*WHAT TO WORK ON:* Gather each line of the records where "Buscar" appears.

*PROVIDED RECORDS:*
>> begin
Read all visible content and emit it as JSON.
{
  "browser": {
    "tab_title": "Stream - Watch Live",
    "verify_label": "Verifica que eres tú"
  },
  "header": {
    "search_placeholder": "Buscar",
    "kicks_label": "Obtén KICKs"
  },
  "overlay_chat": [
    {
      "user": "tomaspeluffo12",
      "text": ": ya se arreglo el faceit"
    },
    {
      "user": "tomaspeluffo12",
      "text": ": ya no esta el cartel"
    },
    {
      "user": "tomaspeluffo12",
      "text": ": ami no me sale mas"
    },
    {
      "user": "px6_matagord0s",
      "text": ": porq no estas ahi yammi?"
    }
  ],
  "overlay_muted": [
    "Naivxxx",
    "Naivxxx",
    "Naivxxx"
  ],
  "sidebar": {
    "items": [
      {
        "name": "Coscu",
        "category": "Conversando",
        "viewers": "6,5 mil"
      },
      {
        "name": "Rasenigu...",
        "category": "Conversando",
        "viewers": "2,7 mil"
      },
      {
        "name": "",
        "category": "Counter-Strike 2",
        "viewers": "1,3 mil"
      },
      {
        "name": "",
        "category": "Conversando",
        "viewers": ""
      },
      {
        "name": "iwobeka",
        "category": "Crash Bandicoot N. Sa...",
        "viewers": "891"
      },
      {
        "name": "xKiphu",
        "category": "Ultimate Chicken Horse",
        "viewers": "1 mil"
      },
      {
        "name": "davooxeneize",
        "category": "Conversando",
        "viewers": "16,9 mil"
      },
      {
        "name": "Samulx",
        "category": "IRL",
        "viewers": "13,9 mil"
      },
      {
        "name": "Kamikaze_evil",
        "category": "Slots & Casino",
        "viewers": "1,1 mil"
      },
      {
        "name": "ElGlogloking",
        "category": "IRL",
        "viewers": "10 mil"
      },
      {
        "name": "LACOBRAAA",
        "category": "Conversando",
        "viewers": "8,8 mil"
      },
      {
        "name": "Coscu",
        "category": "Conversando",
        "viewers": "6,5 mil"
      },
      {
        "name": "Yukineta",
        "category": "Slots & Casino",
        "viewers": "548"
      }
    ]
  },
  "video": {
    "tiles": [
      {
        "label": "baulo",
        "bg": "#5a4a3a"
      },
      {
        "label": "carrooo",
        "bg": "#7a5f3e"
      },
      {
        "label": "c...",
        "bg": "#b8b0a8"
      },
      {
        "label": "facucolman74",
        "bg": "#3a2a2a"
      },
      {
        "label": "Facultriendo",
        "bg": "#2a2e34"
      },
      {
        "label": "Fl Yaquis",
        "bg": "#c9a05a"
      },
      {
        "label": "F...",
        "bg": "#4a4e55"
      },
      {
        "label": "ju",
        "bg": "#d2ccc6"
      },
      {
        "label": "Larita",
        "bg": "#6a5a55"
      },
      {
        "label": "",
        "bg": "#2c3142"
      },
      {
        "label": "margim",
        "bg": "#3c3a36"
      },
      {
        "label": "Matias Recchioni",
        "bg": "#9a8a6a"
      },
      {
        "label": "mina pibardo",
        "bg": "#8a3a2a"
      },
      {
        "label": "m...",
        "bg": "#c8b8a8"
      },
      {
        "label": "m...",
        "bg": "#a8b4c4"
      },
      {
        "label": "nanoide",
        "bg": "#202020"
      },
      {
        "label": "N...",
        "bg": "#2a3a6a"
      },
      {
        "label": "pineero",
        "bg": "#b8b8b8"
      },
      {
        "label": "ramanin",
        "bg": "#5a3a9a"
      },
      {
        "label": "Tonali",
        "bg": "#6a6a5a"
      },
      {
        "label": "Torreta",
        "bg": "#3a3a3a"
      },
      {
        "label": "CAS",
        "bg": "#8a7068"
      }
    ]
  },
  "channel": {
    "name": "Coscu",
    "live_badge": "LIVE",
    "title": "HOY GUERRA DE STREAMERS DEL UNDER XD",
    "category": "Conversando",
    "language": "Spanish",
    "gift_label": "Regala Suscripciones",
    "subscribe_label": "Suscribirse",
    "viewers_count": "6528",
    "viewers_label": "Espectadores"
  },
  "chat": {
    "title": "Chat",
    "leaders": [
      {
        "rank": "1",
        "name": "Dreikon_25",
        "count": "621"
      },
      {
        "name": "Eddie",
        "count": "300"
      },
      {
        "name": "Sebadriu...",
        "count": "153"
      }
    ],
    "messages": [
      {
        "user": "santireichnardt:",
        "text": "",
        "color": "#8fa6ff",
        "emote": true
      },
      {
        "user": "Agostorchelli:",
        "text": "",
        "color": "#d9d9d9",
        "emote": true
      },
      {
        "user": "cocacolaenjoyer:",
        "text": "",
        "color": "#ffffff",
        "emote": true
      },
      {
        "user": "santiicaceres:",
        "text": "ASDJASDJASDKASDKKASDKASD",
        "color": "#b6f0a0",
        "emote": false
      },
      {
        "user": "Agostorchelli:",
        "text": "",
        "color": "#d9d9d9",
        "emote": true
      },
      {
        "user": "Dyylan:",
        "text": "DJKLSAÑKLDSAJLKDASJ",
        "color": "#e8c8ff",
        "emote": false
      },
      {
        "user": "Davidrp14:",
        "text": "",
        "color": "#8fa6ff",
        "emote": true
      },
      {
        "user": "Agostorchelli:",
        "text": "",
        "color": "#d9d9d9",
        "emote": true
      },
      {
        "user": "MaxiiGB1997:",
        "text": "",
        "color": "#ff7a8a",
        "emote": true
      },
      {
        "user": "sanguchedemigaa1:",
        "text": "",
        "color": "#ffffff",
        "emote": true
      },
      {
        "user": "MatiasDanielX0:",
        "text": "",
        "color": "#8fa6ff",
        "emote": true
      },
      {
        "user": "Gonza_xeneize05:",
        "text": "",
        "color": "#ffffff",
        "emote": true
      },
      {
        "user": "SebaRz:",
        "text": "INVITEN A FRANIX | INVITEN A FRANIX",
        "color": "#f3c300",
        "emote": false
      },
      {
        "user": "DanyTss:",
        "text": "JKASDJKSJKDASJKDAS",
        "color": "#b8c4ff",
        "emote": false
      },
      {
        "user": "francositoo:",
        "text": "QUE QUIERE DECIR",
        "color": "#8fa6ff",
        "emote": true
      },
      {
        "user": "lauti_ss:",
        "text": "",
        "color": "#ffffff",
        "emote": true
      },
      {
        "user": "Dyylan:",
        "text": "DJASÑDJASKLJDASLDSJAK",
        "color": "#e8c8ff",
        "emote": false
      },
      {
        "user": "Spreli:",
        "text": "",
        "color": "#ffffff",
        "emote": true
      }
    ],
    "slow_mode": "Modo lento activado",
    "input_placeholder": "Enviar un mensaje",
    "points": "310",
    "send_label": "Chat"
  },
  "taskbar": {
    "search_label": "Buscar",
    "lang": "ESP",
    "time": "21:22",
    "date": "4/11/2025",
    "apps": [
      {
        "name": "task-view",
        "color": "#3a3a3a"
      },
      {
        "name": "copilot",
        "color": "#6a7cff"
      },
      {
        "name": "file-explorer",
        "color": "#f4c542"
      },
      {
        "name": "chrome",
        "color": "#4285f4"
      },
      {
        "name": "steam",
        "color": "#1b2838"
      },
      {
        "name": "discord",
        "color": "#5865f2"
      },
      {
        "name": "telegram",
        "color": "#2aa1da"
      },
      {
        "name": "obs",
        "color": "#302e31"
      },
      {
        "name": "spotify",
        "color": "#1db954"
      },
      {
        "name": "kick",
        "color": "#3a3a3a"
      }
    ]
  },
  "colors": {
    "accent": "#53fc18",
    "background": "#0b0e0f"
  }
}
>> end
*CORRECT RESPONSE:*
    "search_placeholder": "Buscar",
    "search_label": "Buscar",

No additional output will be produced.